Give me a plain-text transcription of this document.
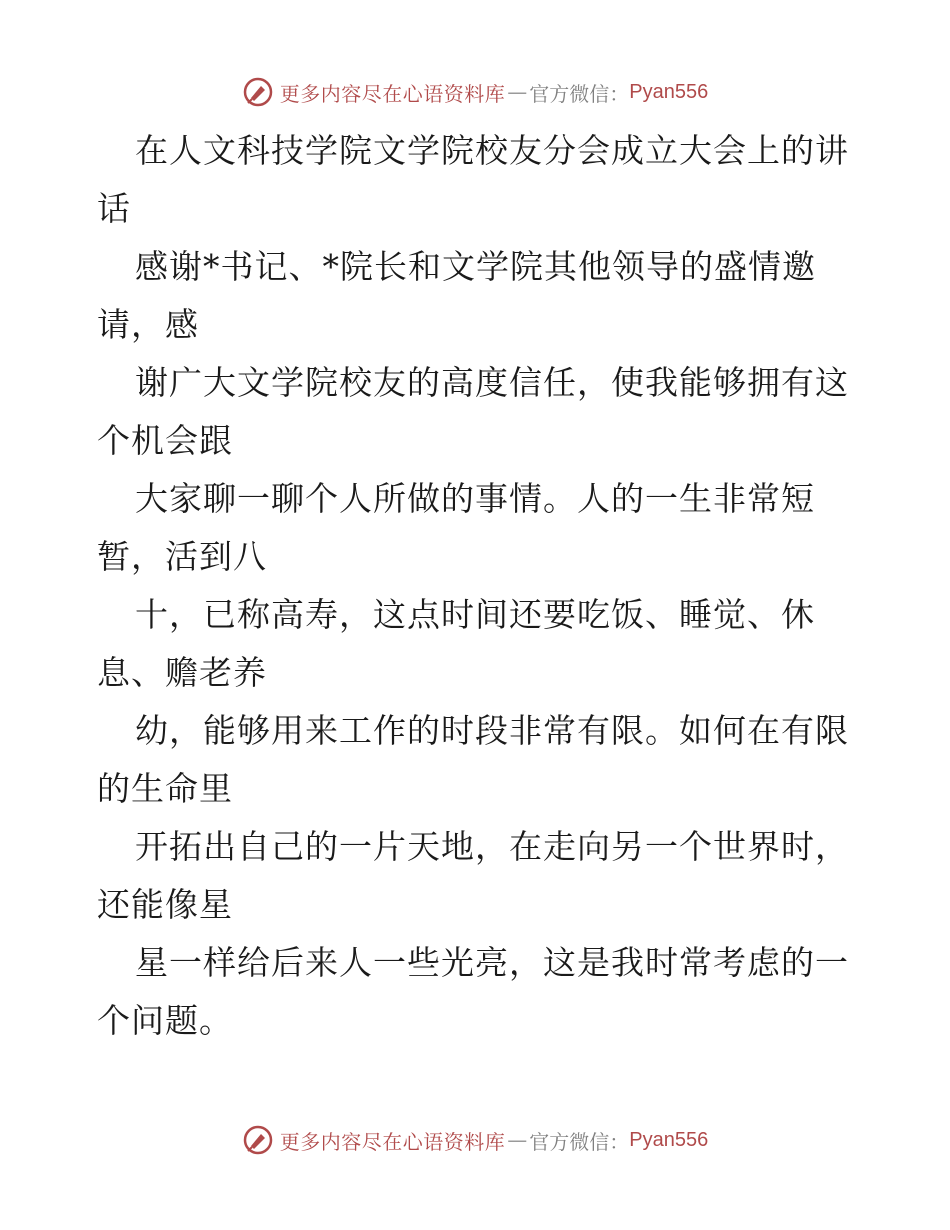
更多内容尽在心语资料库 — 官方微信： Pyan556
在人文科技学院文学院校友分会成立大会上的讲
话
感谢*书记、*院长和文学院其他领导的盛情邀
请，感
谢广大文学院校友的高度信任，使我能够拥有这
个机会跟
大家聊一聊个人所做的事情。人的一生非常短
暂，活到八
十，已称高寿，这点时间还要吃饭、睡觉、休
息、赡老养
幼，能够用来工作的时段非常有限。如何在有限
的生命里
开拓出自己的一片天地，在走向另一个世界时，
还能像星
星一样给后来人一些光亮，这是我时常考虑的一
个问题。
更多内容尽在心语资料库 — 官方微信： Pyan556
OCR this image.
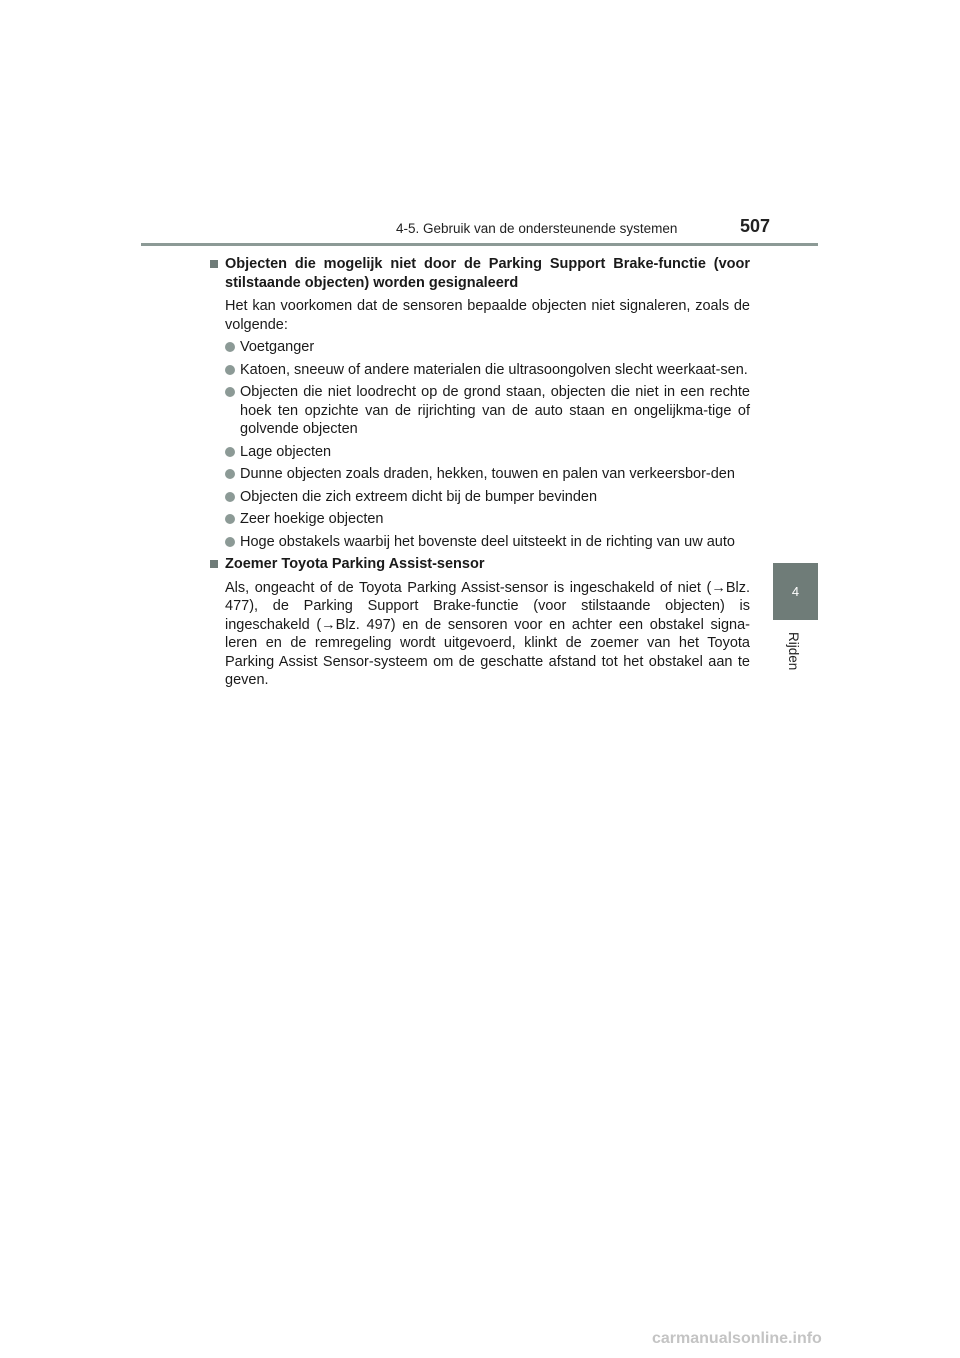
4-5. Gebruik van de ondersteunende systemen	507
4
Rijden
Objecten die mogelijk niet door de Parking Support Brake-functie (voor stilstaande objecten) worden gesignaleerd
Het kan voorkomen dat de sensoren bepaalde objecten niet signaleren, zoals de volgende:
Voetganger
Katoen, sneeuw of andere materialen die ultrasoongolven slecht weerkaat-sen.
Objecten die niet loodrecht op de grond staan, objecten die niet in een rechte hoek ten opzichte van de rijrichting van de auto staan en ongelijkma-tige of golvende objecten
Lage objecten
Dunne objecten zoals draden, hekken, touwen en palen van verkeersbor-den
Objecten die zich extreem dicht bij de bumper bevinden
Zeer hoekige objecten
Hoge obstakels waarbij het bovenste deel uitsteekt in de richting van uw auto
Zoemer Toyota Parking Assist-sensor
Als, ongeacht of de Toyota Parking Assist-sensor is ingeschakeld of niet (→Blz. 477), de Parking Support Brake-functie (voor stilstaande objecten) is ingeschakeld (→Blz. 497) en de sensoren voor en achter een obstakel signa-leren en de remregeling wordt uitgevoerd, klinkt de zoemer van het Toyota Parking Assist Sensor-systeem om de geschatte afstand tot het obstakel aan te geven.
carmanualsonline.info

**Written task:** Go through the records above, find every line with the word "sensoren", and list those lines.

**Solved exercise:**
Het kan voorkomen dat de sensoren bepaalde objecten niet signaleren, zoals de volgende:
Als, ongeacht of de Toyota Parking Assist-sensor is ingeschakeld of niet (→Blz. 477), de Parking Support Brake-functie (voor stilstaande objecten) is ingeschakeld (→Blz. 497) en de sensoren voor en achter een obstakel signa-leren en de remregeling wordt uitgevoerd, klinkt de zoemer van het Toyota Parking Assist Sensor-systeem om de geschatte afstand tot het obstakel aan te geven.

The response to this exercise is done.